EXERCISE INSTRUCTIONS >> What follows is a set of records; repeat all of them exactly.

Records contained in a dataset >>

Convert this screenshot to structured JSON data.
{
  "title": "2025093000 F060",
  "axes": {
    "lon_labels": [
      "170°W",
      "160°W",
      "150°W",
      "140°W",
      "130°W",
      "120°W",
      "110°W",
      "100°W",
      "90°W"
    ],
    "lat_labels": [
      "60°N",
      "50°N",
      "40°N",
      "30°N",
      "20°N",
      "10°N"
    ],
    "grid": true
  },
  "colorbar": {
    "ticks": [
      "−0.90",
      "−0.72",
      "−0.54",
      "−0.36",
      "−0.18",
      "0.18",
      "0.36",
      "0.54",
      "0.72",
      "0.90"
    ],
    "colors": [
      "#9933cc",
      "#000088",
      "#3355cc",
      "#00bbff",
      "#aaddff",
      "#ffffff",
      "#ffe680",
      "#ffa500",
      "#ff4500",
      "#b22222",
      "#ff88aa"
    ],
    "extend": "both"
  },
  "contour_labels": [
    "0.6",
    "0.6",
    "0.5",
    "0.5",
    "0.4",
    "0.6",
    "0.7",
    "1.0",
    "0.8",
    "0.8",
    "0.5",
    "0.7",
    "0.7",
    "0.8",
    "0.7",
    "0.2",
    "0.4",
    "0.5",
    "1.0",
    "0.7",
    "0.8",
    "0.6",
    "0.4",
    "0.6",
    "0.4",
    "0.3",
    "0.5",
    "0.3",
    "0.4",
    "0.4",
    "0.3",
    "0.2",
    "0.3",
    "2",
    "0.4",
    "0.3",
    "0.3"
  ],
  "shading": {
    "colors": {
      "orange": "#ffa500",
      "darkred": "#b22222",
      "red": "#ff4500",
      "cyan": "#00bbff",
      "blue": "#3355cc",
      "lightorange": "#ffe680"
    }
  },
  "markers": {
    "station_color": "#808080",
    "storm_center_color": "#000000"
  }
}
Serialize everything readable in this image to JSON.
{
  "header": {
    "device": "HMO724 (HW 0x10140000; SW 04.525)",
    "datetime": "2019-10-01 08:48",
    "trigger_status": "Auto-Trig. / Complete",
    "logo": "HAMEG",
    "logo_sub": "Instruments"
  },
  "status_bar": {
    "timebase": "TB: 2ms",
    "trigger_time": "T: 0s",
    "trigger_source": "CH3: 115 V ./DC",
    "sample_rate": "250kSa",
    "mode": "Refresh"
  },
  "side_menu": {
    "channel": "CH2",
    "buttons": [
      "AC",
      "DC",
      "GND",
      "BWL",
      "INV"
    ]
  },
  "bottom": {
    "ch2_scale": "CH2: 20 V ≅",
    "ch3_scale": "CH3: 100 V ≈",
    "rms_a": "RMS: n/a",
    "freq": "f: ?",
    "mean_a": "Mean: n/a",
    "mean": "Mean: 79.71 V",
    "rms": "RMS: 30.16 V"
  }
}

REPLY >>
Convert this screenshot to structured JSON data.
{
  "title": "2025093000 F060",
  "axes": {
    "lon_labels": [
      "170°W",
      "160°W",
      "150°W",
      "140°W",
      "130°W",
      "120°W",
      "110°W",
      "100°W",
      "90°W"
    ],
    "lat_labels": [
      "60°N",
      "50°N",
      "40°N",
      "30°N",
      "20°N",
      "10°N"
    ],
    "grid": true
  },
  "colorbar": {
    "ticks": [
      "−0.90",
      "−0.72",
      "−0.54",
      "−0.36",
      "−0.18",
      "0.18",
      "0.36",
      "0.54",
      "0.72",
      "0.90"
    ],
    "colors": [
      "#9933cc",
      "#000088",
      "#3355cc",
      "#00bbff",
      "#aaddff",
      "#ffffff",
      "#ffe680",
      "#ffa500",
      "#ff4500",
      "#b22222",
      "#ff88aa"
    ],
    "extend": "both"
  },
  "contour_labels": [
    "0.6",
    "0.6",
    "0.5",
    "0.5",
    "0.4",
    "0.6",
    "0.7",
    "1.0",
    "0.8",
    "0.8",
    "0.5",
    "0.7",
    "0.7",
    "0.8",
    "0.7",
    "0.2",
    "0.4",
    "0.5",
    "1.0",
    "0.7",
    "0.8",
    "0.6",
    "0.4",
    "0.6",
    "0.4",
    "0.3",
    "0.5",
    "0.3",
    "0.4",
    "0.4",
    "0.3",
    "0.2",
    "0.3",
    "2",
    "0.4",
    "0.3",
    "0.3"
  ],
  "shading": {
    "colors": {
      "orange": "#ffa500",
      "darkred": "#b22222",
      "red": "#ff4500",
      "cyan": "#00bbff",
      "blue": "#3355cc",
      "lightorange": "#ffe680"
    }
  },
  "markers": {
    "station_color": "#808080",
    "storm_center_color": "#000000"
  }
}
Serialize everything readable in this image to JSON.
{
  "header": {
    "device": "HMO724 (HW 0x10140000; SW 04.525)",
    "datetime": "2019-10-01 08:48",
    "trigger_status": "Auto-Trig. / Complete",
    "logo": "HAMEG",
    "logo_sub": "Instruments"
  },
  "status_bar": {
    "timebase": "TB: 2ms",
    "trigger_time": "T: 0s",
    "trigger_source": "CH3: 115 V ./DC",
    "sample_rate": "250kSa",
    "mode": "Refresh"
  },
  "side_menu": {
    "channel": "CH2",
    "buttons": [
      "AC",
      "DC",
      "GND",
      "BWL",
      "INV"
    ]
  },
  "bottom": {
    "ch2_scale": "CH2: 20 V ≅",
    "ch3_scale": "CH3: 100 V ≈",
    "rms_a": "RMS: n/a",
    "freq": "f: ?",
    "mean_a": "Mean: n/a",
    "mean": "Mean: 79.71 V",
    "rms": "RMS: 30.16 V"
  }
}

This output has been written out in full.